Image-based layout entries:
======
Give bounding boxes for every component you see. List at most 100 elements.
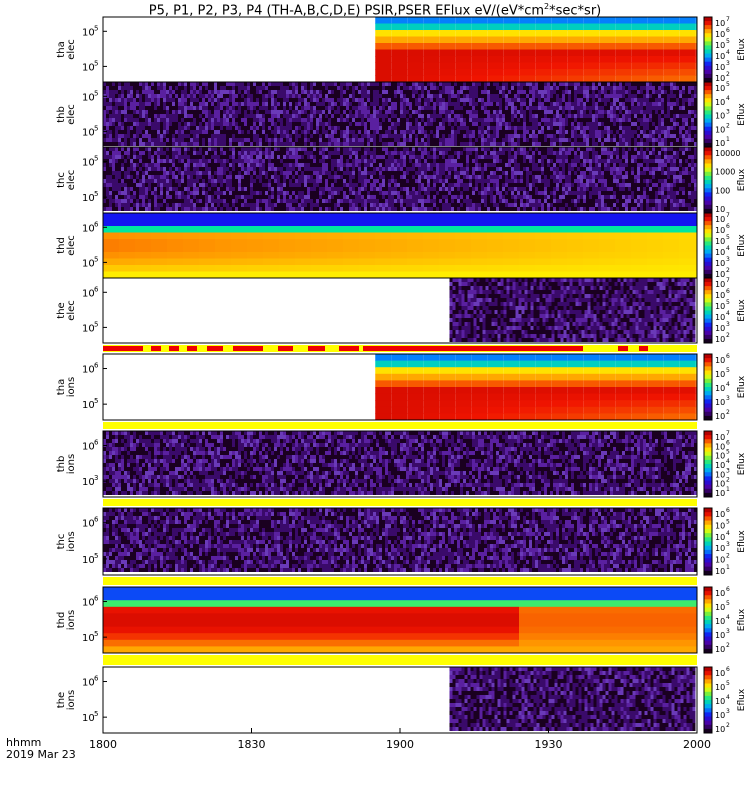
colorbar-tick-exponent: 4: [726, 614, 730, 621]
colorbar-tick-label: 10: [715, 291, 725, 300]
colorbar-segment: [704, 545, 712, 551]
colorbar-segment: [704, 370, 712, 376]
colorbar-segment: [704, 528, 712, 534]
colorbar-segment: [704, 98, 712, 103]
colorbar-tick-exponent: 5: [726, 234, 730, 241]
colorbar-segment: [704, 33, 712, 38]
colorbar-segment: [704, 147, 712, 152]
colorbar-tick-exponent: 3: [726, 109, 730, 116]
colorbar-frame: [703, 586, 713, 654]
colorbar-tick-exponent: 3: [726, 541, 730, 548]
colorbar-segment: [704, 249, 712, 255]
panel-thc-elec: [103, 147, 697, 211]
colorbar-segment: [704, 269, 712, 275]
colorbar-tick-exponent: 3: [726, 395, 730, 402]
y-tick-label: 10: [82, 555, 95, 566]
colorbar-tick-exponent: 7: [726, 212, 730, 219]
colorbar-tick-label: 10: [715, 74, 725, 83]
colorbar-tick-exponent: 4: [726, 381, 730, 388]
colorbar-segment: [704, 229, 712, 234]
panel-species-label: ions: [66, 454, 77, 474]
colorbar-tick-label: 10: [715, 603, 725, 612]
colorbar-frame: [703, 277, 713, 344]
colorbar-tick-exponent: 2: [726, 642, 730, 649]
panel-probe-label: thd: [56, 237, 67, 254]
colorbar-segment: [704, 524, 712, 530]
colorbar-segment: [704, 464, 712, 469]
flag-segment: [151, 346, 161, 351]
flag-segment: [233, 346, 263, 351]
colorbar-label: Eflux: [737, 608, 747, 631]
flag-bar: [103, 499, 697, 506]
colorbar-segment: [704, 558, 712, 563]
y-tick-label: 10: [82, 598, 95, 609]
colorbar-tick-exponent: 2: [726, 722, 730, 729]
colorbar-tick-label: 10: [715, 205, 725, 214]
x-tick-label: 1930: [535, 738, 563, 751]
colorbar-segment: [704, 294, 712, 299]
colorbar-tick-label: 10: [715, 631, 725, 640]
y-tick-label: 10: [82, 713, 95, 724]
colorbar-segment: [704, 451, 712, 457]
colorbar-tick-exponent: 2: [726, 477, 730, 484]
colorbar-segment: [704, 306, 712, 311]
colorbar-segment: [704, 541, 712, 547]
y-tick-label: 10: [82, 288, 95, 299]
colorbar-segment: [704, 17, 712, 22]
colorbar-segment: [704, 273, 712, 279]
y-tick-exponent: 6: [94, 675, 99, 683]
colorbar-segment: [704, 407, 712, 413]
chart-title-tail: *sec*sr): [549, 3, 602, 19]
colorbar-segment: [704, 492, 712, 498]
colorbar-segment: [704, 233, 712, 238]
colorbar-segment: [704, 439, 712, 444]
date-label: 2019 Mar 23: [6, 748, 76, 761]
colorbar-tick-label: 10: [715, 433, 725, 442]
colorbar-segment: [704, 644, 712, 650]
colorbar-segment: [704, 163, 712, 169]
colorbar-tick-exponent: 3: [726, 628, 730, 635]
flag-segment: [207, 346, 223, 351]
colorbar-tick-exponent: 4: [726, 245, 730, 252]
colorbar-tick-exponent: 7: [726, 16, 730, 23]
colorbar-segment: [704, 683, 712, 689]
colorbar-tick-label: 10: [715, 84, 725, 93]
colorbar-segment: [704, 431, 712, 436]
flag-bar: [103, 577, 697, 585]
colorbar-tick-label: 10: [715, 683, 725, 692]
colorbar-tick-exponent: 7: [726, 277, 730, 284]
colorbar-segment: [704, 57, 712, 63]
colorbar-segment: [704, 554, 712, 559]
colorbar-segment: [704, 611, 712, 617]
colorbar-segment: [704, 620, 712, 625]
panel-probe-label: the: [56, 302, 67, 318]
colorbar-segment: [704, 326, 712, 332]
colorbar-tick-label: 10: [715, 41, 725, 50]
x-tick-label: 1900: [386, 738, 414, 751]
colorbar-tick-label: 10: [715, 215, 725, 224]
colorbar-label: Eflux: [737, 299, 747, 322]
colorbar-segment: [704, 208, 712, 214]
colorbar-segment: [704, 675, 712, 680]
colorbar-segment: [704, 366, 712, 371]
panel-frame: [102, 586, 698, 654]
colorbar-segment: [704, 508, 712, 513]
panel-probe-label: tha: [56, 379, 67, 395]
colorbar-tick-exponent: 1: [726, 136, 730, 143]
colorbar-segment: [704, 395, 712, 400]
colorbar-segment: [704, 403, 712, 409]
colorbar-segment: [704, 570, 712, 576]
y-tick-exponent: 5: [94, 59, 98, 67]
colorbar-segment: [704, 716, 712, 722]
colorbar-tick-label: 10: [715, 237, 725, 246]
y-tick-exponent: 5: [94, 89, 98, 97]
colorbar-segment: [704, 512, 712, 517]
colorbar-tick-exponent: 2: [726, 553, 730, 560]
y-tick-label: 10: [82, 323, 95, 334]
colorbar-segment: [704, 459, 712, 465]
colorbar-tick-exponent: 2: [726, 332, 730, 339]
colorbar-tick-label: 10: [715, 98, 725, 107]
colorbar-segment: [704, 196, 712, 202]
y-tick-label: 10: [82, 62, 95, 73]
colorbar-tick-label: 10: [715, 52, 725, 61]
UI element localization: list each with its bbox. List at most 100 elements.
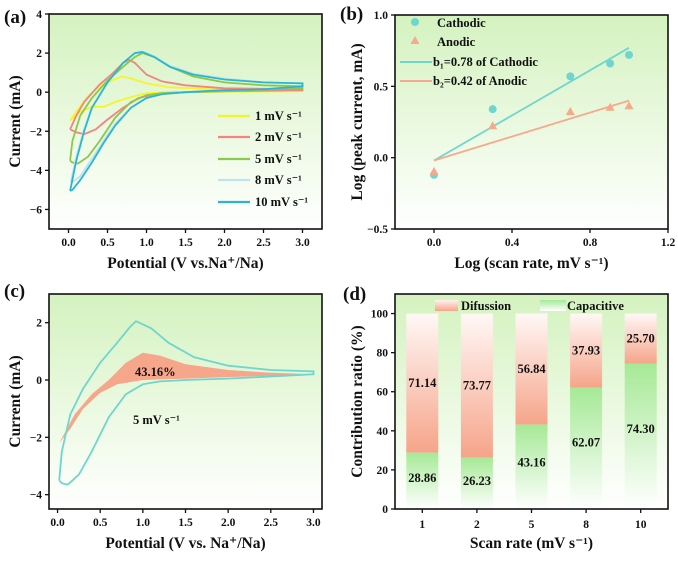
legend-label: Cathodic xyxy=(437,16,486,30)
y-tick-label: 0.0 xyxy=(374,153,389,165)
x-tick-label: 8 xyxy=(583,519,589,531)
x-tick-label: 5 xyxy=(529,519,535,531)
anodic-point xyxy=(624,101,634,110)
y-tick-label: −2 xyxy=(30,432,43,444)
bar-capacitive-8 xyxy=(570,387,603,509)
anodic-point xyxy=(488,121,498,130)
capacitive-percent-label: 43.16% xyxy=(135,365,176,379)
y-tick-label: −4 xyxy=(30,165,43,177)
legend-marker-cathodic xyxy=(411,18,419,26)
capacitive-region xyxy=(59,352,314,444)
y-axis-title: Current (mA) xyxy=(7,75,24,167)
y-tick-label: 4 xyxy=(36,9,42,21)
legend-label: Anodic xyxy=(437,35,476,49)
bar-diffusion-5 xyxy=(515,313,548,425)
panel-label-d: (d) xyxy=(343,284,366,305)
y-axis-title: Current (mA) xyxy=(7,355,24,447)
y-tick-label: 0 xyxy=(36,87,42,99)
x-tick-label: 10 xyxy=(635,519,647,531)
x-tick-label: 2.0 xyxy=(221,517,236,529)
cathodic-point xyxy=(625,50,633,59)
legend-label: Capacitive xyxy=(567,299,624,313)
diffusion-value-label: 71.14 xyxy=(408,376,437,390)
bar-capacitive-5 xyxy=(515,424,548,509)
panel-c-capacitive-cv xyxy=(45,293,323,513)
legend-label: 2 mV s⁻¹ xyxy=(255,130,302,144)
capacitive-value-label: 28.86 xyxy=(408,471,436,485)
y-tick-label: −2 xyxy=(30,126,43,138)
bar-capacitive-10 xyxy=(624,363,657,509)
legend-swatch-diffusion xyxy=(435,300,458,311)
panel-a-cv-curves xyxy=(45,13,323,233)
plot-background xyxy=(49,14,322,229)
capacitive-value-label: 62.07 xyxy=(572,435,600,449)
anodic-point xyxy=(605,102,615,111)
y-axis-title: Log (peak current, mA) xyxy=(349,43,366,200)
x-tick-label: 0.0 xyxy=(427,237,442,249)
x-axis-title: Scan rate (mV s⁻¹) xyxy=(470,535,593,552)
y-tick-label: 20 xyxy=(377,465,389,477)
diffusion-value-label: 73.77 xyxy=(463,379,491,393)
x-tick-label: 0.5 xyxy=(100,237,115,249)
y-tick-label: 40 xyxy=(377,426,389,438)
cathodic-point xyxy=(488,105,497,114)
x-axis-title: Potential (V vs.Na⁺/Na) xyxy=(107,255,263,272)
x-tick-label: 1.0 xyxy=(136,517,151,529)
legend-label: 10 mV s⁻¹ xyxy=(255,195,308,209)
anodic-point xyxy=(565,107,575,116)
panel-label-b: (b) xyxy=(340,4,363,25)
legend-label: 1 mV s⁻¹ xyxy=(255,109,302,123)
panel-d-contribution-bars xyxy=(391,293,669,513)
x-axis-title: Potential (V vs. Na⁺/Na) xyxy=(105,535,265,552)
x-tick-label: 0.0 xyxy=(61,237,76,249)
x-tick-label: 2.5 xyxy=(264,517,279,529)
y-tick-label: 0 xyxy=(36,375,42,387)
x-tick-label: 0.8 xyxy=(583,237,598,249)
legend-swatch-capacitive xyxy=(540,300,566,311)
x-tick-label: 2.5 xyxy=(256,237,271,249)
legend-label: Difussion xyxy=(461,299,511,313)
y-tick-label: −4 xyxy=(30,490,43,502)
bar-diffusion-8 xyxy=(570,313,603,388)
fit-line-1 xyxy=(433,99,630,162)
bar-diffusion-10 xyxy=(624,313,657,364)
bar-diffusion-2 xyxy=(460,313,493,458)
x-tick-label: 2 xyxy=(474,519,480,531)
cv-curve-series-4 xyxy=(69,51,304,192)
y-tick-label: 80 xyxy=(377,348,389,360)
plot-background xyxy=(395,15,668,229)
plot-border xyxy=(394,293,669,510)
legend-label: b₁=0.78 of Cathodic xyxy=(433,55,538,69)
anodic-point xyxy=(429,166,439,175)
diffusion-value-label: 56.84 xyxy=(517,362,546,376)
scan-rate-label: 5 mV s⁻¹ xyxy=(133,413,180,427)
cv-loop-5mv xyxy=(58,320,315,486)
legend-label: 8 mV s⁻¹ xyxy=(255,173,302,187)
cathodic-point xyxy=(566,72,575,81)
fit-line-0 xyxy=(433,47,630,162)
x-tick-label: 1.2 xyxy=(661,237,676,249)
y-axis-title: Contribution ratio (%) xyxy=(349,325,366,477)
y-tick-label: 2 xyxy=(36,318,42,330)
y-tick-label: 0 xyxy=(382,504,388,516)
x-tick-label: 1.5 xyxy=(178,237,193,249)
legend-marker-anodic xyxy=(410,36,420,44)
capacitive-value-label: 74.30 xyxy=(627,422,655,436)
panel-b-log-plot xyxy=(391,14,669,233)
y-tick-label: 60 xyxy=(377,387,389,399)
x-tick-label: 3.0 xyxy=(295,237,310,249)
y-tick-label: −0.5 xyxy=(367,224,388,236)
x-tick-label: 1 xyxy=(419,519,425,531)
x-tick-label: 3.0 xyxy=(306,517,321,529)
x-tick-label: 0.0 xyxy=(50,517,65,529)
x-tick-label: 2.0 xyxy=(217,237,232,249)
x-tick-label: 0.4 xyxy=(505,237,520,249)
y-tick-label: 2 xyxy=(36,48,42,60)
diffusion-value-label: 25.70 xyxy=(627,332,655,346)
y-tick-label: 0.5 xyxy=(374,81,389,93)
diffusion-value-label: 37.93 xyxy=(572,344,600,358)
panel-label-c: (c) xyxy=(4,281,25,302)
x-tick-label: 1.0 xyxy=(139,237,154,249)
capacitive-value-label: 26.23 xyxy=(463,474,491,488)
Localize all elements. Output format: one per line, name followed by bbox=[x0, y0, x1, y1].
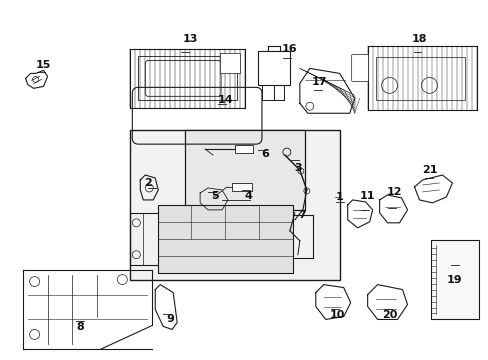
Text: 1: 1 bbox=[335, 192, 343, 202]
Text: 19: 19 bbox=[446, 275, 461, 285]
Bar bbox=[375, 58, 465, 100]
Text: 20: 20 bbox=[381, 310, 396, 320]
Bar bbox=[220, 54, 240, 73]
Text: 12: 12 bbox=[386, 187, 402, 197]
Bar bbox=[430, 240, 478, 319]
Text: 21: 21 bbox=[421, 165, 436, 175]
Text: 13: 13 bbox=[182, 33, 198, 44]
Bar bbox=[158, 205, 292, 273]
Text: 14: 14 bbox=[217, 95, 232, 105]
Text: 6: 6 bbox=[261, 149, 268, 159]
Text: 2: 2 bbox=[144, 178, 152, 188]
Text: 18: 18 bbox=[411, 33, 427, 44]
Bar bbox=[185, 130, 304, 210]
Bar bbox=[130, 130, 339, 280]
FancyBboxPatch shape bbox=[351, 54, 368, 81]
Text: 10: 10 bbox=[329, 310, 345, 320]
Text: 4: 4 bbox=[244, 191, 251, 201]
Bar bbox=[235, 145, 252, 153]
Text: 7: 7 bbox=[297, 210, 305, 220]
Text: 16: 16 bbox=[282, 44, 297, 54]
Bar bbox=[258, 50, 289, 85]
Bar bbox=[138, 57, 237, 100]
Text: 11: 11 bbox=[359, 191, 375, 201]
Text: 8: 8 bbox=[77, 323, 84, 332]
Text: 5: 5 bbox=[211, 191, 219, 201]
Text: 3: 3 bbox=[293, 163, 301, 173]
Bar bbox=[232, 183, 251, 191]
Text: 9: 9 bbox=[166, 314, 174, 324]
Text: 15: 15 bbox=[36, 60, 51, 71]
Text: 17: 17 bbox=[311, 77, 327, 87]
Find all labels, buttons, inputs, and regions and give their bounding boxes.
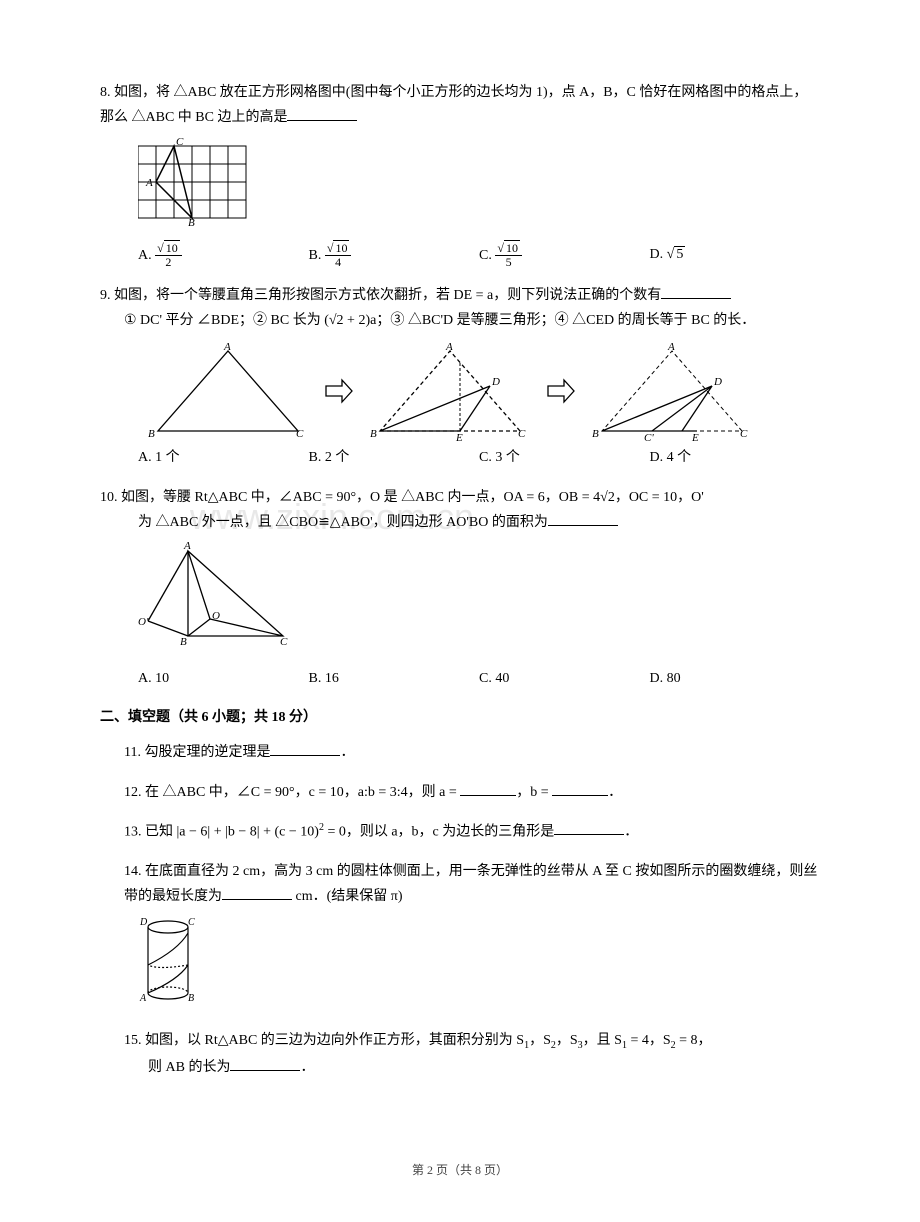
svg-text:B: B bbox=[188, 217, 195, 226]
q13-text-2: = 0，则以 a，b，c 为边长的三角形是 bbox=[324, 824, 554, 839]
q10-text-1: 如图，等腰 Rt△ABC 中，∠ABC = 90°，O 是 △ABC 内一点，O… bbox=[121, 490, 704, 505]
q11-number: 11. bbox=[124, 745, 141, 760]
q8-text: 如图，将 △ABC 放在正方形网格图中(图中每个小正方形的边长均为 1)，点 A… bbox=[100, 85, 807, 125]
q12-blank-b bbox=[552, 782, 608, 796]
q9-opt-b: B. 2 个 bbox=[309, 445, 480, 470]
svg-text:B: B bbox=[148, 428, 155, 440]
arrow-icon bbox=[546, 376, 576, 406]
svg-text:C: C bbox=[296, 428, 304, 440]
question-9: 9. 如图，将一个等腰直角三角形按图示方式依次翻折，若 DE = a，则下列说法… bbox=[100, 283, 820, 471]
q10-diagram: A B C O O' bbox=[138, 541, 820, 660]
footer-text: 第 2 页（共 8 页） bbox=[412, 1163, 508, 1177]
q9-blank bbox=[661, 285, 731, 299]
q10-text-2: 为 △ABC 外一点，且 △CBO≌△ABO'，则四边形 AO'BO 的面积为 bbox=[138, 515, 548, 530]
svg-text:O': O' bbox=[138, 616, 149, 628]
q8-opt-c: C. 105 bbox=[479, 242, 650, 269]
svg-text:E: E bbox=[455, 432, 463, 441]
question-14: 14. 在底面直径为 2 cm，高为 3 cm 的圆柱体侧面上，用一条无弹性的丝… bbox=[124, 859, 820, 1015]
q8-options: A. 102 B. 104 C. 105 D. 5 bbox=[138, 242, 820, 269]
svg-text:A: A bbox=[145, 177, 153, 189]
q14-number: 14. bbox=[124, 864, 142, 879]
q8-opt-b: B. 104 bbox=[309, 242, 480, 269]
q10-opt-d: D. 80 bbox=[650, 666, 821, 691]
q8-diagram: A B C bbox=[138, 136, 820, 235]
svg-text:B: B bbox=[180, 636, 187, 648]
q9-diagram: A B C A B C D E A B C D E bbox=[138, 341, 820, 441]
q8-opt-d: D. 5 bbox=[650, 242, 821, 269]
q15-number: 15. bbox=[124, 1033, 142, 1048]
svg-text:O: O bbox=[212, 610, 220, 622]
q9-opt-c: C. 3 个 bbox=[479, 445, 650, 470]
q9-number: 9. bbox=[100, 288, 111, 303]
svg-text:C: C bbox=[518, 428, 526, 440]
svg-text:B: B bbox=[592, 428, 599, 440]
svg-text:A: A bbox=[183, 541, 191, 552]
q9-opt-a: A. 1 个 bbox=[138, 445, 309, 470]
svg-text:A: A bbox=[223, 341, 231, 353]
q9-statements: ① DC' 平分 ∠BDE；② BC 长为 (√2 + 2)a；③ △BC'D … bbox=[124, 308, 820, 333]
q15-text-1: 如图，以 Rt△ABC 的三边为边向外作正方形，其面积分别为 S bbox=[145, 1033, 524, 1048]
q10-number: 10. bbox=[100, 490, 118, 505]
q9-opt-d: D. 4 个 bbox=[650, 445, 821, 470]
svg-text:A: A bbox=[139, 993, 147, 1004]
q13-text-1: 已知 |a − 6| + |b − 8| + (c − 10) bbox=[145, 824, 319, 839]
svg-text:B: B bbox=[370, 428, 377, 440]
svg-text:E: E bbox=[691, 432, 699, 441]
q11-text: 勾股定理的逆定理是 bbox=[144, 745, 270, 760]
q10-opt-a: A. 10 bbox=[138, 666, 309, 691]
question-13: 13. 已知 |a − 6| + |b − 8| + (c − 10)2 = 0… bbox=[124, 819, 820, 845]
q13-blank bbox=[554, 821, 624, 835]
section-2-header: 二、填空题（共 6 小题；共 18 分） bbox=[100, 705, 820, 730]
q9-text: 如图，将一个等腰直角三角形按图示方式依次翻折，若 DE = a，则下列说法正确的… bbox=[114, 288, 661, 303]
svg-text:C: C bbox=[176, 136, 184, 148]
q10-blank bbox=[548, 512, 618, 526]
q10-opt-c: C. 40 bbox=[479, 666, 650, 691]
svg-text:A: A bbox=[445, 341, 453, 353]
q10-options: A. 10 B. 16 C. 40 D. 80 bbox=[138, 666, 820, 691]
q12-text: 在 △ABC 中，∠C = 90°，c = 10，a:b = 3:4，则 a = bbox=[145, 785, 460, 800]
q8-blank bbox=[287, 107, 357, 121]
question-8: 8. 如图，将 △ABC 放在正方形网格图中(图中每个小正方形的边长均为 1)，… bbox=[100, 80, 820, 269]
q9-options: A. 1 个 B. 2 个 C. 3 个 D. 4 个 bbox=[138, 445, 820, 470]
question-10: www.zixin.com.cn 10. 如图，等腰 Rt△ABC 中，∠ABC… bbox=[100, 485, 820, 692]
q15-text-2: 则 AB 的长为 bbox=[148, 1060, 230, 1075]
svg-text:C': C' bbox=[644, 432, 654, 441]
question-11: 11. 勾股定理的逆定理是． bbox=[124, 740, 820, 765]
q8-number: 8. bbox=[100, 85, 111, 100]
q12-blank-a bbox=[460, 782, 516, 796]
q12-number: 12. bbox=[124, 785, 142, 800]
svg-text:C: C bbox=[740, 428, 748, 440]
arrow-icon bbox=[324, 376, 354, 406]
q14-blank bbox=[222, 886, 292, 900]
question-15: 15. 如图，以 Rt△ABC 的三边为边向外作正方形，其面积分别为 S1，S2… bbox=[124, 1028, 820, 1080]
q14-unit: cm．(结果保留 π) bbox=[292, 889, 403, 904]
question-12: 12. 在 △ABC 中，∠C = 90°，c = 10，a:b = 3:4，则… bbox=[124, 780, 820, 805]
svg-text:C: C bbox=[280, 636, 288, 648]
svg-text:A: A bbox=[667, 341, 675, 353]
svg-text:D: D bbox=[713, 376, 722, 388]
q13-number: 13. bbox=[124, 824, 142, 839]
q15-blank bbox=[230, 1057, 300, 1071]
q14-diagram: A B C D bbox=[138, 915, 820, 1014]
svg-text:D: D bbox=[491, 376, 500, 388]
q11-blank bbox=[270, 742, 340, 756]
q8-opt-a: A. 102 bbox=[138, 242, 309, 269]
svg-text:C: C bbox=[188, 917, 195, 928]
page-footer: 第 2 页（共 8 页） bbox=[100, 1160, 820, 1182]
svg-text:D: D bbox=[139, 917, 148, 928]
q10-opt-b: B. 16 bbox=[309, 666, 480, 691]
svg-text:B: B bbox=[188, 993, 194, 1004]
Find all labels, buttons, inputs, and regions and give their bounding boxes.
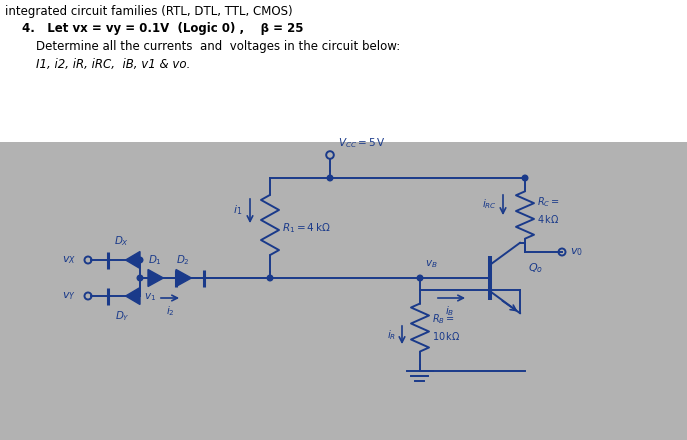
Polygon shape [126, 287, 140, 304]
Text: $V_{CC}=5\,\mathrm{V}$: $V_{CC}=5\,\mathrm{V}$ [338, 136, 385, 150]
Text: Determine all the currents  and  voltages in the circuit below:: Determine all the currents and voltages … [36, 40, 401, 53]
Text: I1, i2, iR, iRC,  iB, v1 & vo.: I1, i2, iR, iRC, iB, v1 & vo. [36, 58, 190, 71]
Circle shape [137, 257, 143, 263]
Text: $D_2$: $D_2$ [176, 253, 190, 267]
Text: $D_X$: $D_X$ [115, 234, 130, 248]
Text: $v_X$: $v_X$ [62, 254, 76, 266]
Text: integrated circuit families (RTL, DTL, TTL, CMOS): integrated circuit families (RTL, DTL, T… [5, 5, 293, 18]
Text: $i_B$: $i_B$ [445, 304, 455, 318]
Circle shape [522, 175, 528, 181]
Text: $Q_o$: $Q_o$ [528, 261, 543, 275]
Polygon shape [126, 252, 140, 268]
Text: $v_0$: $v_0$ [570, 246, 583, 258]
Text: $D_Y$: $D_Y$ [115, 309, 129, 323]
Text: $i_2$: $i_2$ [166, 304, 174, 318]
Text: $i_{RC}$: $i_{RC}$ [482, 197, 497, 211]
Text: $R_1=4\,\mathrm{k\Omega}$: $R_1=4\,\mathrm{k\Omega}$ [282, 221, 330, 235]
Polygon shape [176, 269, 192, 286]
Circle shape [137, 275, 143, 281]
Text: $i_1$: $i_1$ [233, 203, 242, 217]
======
### TASK PROMPT
Rename "y-tick-label" to "y-axis-tick" in the records between the lines holding "legend-label: Cathodic xyxy=(437,16,486,30)" and "bar-capacitive-8 xyxy=(570,387,603,509)", inclusive, and reproduce only those lines with everything else unchanged.

### IN RESPONSE
legend-label: Cathodic xyxy=(437,16,486,30)
y-axis-tick: 0.0 xyxy=(374,153,389,165)
x-tick-label: 8 xyxy=(583,519,589,531)
x-tick-label: 5 xyxy=(529,519,535,531)
anodic-point xyxy=(624,101,634,110)
y-axis-tick: −2 xyxy=(30,432,43,444)
bar-capacitive-8 xyxy=(570,387,603,509)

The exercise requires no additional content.